• **INSTRUCTIONS FOR THE TASK**
Write out all of the data exactly as it appears.
=-=-=
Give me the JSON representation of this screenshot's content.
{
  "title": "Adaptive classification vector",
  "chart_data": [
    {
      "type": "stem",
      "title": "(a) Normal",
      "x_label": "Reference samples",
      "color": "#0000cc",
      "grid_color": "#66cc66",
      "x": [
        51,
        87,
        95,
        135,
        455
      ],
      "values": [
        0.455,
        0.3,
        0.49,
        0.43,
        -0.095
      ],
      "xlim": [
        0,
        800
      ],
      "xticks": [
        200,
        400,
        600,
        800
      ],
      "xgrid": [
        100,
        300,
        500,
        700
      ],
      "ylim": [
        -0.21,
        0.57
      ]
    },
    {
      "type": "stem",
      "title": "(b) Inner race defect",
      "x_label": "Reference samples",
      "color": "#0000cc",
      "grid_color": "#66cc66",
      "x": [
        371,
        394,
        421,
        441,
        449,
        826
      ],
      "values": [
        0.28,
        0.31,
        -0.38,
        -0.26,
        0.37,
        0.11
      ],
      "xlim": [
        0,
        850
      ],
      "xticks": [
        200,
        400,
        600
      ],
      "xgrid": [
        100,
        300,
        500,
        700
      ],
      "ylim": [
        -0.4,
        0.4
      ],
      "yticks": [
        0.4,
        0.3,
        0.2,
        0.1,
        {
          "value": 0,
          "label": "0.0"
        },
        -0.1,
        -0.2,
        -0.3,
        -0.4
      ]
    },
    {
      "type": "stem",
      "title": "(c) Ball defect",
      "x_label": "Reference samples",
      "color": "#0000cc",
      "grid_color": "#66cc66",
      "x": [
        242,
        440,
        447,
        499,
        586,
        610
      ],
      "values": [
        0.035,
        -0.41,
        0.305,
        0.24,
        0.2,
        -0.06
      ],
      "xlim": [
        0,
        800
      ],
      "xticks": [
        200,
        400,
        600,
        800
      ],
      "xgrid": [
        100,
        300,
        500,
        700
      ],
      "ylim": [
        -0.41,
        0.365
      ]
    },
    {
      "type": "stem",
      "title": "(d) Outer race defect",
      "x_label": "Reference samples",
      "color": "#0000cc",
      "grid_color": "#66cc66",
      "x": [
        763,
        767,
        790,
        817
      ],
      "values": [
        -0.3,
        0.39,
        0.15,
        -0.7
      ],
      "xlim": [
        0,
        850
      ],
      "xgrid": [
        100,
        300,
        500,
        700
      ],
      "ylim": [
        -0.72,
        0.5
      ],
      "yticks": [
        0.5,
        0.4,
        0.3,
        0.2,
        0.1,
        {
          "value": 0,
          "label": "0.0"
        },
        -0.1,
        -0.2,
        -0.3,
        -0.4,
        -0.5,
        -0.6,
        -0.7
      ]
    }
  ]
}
=-=-=
• **SOLVED EXERCISE**
Give me the JSON representation of this screenshot's content.
{
  "title": "Adaptive classification vector",
  "chart_data": [
    {
      "type": "stem",
      "title": "(a) Normal",
      "x_label": "Reference samples",
      "color": "#0000cc",
      "grid_color": "#66cc66",
      "x": [
        51,
        87,
        95,
        135,
        455
      ],
      "values": [
        0.455,
        0.3,
        0.49,
        0.43,
        -0.095
      ],
      "xlim": [
        0,
        800
      ],
      "xticks": [
        200,
        400,
        600,
        800
      ],
      "xgrid": [
        100,
        300,
        500,
        700
      ],
      "ylim": [
        -0.21,
        0.57
      ]
    },
    {
      "type": "stem",
      "title": "(b) Inner race defect",
      "x_label": "Reference samples",
      "color": "#0000cc",
      "grid_color": "#66cc66",
      "x": [
        371,
        394,
        421,
        441,
        449,
        826
      ],
      "values": [
        0.28,
        0.31,
        -0.38,
        -0.26,
        0.37,
        0.11
      ],
      "xlim": [
        0,
        850
      ],
      "xticks": [
        200,
        400,
        600
      ],
      "xgrid": [
        100,
        300,
        500,
        700
      ],
      "ylim": [
        -0.4,
        0.4
      ],
      "yticks": [
        0.4,
        0.3,
        0.2,
        0.1,
        {
          "value": 0,
          "label": "0.0"
        },
        -0.1,
        -0.2,
        -0.3,
        -0.4
      ]
    },
    {
      "type": "stem",
      "title": "(c) Ball defect",
      "x_label": "Reference samples",
      "color": "#0000cc",
      "grid_color": "#66cc66",
      "x": [
        242,
        440,
        447,
        499,
        586,
        610
      ],
      "values": [
        0.035,
        -0.41,
        0.305,
        0.24,
        0.2,
        -0.06
      ],
      "xlim": [
        0,
        800
      ],
      "xticks": [
        200,
        400,
        600,
        800
      ],
      "xgrid": [
        100,
        300,
        500,
        700
      ],
      "ylim": [
        -0.41,
        0.365
      ]
    },
    {
      "type": "stem",
      "title": "(d) Outer race defect",
      "x_label": "Reference samples",
      "color": "#0000cc",
      "grid_color": "#66cc66",
      "x": [
        763,
        767,
        790,
        817
      ],
      "values": [
        -0.3,
        0.39,
        0.15,
        -0.7
      ],
      "xlim": [
        0,
        850
      ],
      "xgrid": [
        100,
        300,
        500,
        700
      ],
      "ylim": [
        -0.72,
        0.5
      ],
      "yticks": [
        0.5,
        0.4,
        0.3,
        0.2,
        0.1,
        {
          "value": 0,
          "label": "0.0"
        },
        -0.1,
        -0.2,
        -0.3,
        -0.4,
        -0.5,
        -0.6,
        -0.7
      ]
    }
  ]
}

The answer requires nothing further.